STATED TASK:
Copy out every line that contains the word "BRENT".

* Begin SUPPLIED MATERIAL *

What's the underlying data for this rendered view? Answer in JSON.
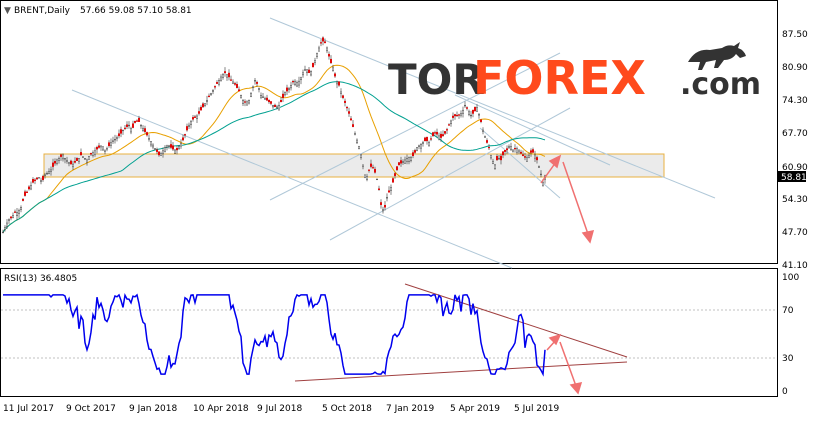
{
  "header": {
    "symbol_arrow": "▼",
    "symbol": "BRENT,Daily",
    "ohlc": "57.66 59.08 57.10 58.81"
  },
  "watermark": {
    "part1": "TOR",
    "part2": "FOREX",
    "part3": ".com",
    "color_dark": "#333333",
    "color_accent": "#ff4a1c",
    "logo_icon": "bull-icon"
  },
  "price_panel": {
    "y_ticks": [
      "87.50",
      "80.90",
      "74.30",
      "67.70",
      "60.90",
      "54.30",
      "47.70",
      "41.10"
    ],
    "current_price": "58.81"
  },
  "rsi_panel": {
    "label": "RSI(13) 36.4805",
    "y_ticks": [
      "100",
      "70",
      "30",
      "0"
    ]
  },
  "x_ticks": [
    "11 Jul 2017",
    "9 Oct 2017",
    "9 Jan 2018",
    "10 Apr 2018",
    "9 Jul 2018",
    "5 Oct 2018",
    "7 Jan 2019",
    "5 Apr 2019",
    "5 Jul 2019"
  ],
  "colors": {
    "candle": "#e00000",
    "candle_wick": "#333333",
    "ma_fast": "#e8a000",
    "ma_slow": "#00a090",
    "rsi": "#0000ee",
    "trend_channel": "#b0c8d8",
    "rsi_trend": "#a04040",
    "zone_fill": "#e8e8e8",
    "zone_border": "#e8b040",
    "arrow": "#f07070"
  },
  "chart_data": [
    {
      "type": "candlestick",
      "title": "BRENT,Daily",
      "x": [
        "11 Jul 2017",
        "9 Oct 2017",
        "9 Jan 2018",
        "10 Apr 2018",
        "9 Jul 2018",
        "5 Oct 2018",
        "7 Jan 2019",
        "5 Apr 2019",
        "5 Jul 2019"
      ],
      "ylim": [
        41.1,
        87.5
      ],
      "close_path": [
        [
          0,
          47.5
        ],
        [
          3,
          49.0
        ],
        [
          6,
          50.0
        ],
        [
          9,
          50.5
        ],
        [
          12,
          51.5
        ],
        [
          15,
          51.5
        ],
        [
          18,
          52.5
        ],
        [
          21,
          54.5
        ],
        [
          24,
          55.5
        ],
        [
          27,
          56.5
        ],
        [
          30,
          57.5
        ],
        [
          33,
          58.0
        ],
        [
          36,
          58.5
        ],
        [
          39,
          57.5
        ],
        [
          42,
          59.0
        ],
        [
          45,
          59.5
        ],
        [
          48,
          60.0
        ],
        [
          51,
          61.0
        ],
        [
          54,
          62.0
        ],
        [
          57,
          62.5
        ],
        [
          60,
          63.0
        ],
        [
          63,
          62.0
        ],
        [
          66,
          61.5
        ],
        [
          69,
          61.0
        ],
        [
          72,
          61.5
        ],
        [
          75,
          62.0
        ],
        [
          78,
          63.0
        ],
        [
          81,
          62.5
        ],
        [
          84,
          62.0
        ],
        [
          87,
          63.0
        ],
        [
          90,
          63.5
        ],
        [
          93,
          64.0
        ],
        [
          96,
          64.5
        ],
        [
          99,
          65.0
        ],
        [
          102,
          64.0
        ],
        [
          105,
          64.5
        ],
        [
          108,
          65.5
        ],
        [
          111,
          66.0
        ],
        [
          114,
          66.5
        ],
        [
          117,
          67.0
        ],
        [
          120,
          68.0
        ],
        [
          123,
          68.5
        ],
        [
          126,
          69.0
        ],
        [
          129,
          68.0
        ],
        [
          132,
          69.5
        ],
        [
          135,
          70.0
        ],
        [
          138,
          69.0
        ],
        [
          141,
          68.0
        ],
        [
          144,
          67.0
        ],
        [
          147,
          66.0
        ],
        [
          150,
          65.0
        ],
        [
          153,
          64.0
        ],
        [
          156,
          63.0
        ],
        [
          159,
          63.5
        ],
        [
          162,
          64.5
        ],
        [
          165,
          65.0
        ],
        [
          168,
          64.5
        ],
        [
          171,
          64.0
        ],
        [
          174,
          64.0
        ],
        [
          177,
          65.0
        ],
        [
          180,
          66.0
        ],
        [
          183,
          67.5
        ],
        [
          186,
          69.0
        ],
        [
          189,
          70.0
        ],
        [
          192,
          70.5
        ],
        [
          195,
          71.0
        ],
        [
          198,
          72.0
        ],
        [
          201,
          73.0
        ],
        [
          204,
          74.0
        ],
        [
          207,
          75.0
        ],
        [
          210,
          76.0
        ],
        [
          213,
          77.0
        ],
        [
          216,
          78.0
        ],
        [
          219,
          79.0
        ],
        [
          222,
          79.5
        ],
        [
          225,
          79.0
        ],
        [
          228,
          78.0
        ],
        [
          231,
          77.5
        ],
        [
          234,
          76.5
        ],
        [
          237,
          75.5
        ],
        [
          240,
          74.0
        ],
        [
          243,
          73.5
        ],
        [
          246,
          74.0
        ],
        [
          249,
          76.0
        ],
        [
          252,
          78.0
        ],
        [
          255,
          77.0
        ],
        [
          258,
          75.0
        ],
        [
          261,
          74.5
        ],
        [
          264,
          74.0
        ],
        [
          267,
          73.5
        ],
        [
          270,
          73.0
        ],
        [
          273,
          72.5
        ],
        [
          276,
          73.0
        ],
        [
          279,
          74.0
        ],
        [
          282,
          75.5
        ],
        [
          285,
          76.0
        ],
        [
          288,
          77.0
        ],
        [
          291,
          78.0
        ],
        [
          294,
          77.5
        ],
        [
          297,
          78.0
        ],
        [
          300,
          79.5
        ],
        [
          303,
          80.5
        ],
        [
          306,
          79.5
        ],
        [
          309,
          80.0
        ],
        [
          312,
          82.0
        ],
        [
          315,
          84.0
        ],
        [
          318,
          85.5
        ],
        [
          321,
          86.0
        ],
        [
          324,
          84.5
        ],
        [
          327,
          82.0
        ],
        [
          330,
          80.5
        ],
        [
          333,
          78.0
        ],
        [
          336,
          77.0
        ],
        [
          339,
          75.0
        ],
        [
          342,
          73.5
        ],
        [
          345,
          72.0
        ],
        [
          348,
          70.0
        ],
        [
          351,
          68.0
        ],
        [
          354,
          66.0
        ],
        [
          357,
          64.0
        ],
        [
          360,
          61.0
        ],
        [
          363,
          58.0
        ],
        [
          366,
          60.0
        ],
        [
          369,
          61.0
        ],
        [
          372,
          59.5
        ],
        [
          375,
          57.5
        ],
        [
          378,
          53.0
        ],
        [
          381,
          51.5
        ],
        [
          384,
          54.5
        ],
        [
          387,
          56.0
        ],
        [
          390,
          57.5
        ],
        [
          393,
          59.5
        ],
        [
          396,
          61.0
        ],
        [
          399,
          61.5
        ],
        [
          402,
          62.0
        ],
        [
          405,
          62.5
        ],
        [
          408,
          62.5
        ],
        [
          411,
          63.0
        ],
        [
          414,
          64.5
        ],
        [
          417,
          65.0
        ],
        [
          420,
          65.5
        ],
        [
          423,
          66.0
        ],
        [
          426,
          65.5
        ],
        [
          429,
          66.5
        ],
        [
          432,
          67.5
        ],
        [
          435,
          67.0
        ],
        [
          438,
          66.5
        ],
        [
          441,
          67.0
        ],
        [
          444,
          68.0
        ],
        [
          447,
          69.5
        ],
        [
          450,
          70.5
        ],
        [
          453,
          71.0
        ],
        [
          456,
          71.0
        ],
        [
          459,
          71.5
        ],
        [
          462,
          73.0
        ],
        [
          465,
          72.0
        ],
        [
          468,
          71.0
        ],
        [
          471,
          71.5
        ],
        [
          474,
          72.5
        ],
        [
          477,
          70.5
        ],
        [
          480,
          68.0
        ],
        [
          483,
          66.0
        ],
        [
          486,
          64.5
        ],
        [
          489,
          62.0
        ],
        [
          492,
          61.0
        ],
        [
          495,
          62.5
        ],
        [
          498,
          62.0
        ],
        [
          501,
          63.5
        ],
        [
          504,
          64.0
        ],
        [
          507,
          65.0
        ],
        [
          510,
          64.0
        ],
        [
          513,
          64.5
        ],
        [
          516,
          64.0
        ],
        [
          519,
          63.0
        ],
        [
          522,
          62.5
        ],
        [
          525,
          62.5
        ],
        [
          528,
          63.5
        ],
        [
          531,
          63.5
        ],
        [
          534,
          62.0
        ],
        [
          537,
          60.0
        ],
        [
          540,
          57.5
        ],
        [
          542,
          58.8
        ]
      ]
    },
    {
      "type": "line",
      "title": "RSI(13) 36.4805",
      "x": [
        "11 Jul 2017",
        "9 Oct 2017",
        "9 Jan 2018",
        "10 Apr 2018",
        "9 Jul 2018",
        "5 Oct 2018",
        "7 Jan 2019",
        "5 Apr 2019",
        "5 Jul 2019"
      ],
      "ylim": [
        0,
        100
      ],
      "y_ticks": [
        100,
        70,
        30,
        0
      ],
      "last_value": 36.4805
    }
  ]
}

* End SUPPLIED MATERIAL *

SOLVED PROBLEM:
    "symbol": "BRENT,Daily",
      "title": "BRENT,Daily",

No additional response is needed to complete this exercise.